***** Extracted data
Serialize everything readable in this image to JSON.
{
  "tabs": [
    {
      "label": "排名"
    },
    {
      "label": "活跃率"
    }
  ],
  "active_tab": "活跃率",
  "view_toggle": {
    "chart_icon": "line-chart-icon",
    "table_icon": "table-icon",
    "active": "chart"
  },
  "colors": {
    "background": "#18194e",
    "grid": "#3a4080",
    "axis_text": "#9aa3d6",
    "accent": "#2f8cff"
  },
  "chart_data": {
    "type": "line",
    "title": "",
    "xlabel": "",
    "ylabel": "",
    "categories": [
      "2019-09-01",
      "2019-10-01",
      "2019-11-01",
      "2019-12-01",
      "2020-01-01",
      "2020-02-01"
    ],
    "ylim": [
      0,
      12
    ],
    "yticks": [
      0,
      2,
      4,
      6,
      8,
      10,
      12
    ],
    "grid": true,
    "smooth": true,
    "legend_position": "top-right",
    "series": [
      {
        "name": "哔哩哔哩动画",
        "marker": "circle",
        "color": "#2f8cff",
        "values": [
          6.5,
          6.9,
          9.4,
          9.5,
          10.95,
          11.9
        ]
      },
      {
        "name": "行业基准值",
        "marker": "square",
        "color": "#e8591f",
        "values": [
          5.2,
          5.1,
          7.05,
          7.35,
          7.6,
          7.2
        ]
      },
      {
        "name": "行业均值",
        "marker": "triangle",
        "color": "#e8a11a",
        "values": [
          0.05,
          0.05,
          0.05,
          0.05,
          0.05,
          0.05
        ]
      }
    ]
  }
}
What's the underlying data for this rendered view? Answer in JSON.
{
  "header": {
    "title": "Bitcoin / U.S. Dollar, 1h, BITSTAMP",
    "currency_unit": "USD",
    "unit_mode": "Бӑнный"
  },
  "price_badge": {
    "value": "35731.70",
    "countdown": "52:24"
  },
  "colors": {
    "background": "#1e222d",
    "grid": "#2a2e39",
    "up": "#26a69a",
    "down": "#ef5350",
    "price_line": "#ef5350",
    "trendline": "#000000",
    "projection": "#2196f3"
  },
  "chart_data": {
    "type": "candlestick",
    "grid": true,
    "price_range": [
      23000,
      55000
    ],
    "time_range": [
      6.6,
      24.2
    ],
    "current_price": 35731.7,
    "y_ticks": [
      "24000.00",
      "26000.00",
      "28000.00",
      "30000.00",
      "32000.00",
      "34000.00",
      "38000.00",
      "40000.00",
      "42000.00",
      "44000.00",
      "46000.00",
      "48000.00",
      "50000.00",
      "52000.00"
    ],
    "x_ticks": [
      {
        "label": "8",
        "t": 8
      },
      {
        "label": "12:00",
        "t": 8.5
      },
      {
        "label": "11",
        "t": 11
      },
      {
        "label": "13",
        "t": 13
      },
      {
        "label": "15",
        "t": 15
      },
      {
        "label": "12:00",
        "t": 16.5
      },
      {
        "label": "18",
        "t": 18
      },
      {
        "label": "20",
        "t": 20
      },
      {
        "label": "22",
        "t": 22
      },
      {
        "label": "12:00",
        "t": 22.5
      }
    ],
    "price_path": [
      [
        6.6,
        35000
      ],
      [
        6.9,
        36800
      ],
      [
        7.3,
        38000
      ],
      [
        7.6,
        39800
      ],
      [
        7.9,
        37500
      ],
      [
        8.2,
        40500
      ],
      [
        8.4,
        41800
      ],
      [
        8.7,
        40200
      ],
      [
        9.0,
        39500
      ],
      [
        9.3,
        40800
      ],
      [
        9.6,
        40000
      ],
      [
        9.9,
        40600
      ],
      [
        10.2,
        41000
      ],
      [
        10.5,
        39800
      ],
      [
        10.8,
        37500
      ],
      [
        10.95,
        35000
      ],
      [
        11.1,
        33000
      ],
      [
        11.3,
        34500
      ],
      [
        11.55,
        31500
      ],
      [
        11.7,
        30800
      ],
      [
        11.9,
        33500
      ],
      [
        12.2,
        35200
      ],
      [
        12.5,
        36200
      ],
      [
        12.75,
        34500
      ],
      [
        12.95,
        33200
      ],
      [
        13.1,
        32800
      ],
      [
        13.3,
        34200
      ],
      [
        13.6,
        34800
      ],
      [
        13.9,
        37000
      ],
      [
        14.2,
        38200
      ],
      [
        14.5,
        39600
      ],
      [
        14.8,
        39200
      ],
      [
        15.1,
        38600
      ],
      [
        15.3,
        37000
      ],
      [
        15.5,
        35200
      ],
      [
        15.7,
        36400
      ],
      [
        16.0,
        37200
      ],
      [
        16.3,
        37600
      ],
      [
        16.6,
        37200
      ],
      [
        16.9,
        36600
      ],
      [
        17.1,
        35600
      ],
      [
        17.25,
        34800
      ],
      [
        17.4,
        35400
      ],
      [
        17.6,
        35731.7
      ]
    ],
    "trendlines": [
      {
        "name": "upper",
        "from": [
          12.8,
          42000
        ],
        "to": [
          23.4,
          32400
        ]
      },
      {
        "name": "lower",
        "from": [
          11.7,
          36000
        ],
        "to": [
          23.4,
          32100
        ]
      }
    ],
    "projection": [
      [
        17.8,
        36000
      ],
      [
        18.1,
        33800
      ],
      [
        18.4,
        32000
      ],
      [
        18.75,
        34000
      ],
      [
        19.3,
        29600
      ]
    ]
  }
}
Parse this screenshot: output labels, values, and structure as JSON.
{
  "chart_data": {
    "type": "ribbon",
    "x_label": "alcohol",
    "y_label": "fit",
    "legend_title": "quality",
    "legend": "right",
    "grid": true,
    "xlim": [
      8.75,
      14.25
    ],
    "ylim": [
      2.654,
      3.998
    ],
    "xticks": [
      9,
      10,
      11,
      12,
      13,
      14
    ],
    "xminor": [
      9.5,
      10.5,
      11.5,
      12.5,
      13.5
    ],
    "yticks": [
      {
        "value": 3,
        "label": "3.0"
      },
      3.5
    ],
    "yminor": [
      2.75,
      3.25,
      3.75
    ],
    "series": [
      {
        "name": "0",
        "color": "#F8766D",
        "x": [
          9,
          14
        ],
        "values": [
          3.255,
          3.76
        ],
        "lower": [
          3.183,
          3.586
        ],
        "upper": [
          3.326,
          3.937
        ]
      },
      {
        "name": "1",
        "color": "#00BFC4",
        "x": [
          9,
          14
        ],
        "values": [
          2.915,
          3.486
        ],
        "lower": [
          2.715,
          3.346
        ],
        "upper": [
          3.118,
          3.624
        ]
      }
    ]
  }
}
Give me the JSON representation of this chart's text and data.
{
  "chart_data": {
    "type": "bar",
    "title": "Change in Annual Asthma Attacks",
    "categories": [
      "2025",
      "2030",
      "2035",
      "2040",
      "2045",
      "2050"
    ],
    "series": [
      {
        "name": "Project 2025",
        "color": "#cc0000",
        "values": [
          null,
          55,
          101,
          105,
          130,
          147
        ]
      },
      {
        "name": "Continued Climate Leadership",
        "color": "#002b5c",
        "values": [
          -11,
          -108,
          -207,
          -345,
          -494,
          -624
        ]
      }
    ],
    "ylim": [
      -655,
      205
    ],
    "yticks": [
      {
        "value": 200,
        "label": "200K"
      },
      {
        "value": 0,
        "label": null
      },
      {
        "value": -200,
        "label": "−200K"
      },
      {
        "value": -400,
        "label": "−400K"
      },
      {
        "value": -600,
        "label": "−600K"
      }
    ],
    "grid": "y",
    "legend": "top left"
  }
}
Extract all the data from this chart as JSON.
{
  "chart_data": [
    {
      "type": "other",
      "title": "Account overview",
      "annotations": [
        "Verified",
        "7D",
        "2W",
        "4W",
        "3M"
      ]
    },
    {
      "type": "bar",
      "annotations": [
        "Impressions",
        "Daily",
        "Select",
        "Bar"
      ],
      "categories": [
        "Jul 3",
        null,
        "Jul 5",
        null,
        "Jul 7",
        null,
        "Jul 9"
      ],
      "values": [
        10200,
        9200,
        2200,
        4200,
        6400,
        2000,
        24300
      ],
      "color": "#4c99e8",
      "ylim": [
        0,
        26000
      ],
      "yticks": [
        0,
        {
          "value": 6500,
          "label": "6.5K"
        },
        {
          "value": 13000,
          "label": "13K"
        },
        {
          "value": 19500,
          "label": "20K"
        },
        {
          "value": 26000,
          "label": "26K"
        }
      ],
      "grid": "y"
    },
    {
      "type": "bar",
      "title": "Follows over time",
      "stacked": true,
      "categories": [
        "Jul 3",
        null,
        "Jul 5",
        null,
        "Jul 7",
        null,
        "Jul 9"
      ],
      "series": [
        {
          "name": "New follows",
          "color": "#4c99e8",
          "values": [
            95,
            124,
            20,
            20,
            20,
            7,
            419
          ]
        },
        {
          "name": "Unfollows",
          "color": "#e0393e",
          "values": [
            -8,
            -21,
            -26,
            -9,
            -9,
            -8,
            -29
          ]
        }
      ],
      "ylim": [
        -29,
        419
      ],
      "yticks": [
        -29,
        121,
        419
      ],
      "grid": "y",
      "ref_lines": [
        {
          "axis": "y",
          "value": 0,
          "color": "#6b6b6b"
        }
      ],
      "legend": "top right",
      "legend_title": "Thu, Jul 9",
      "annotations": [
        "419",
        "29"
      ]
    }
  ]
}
**********
→ What to do
From the data above, work out how many lines hold "JSON". Answer with the number alone.

→ Task result
5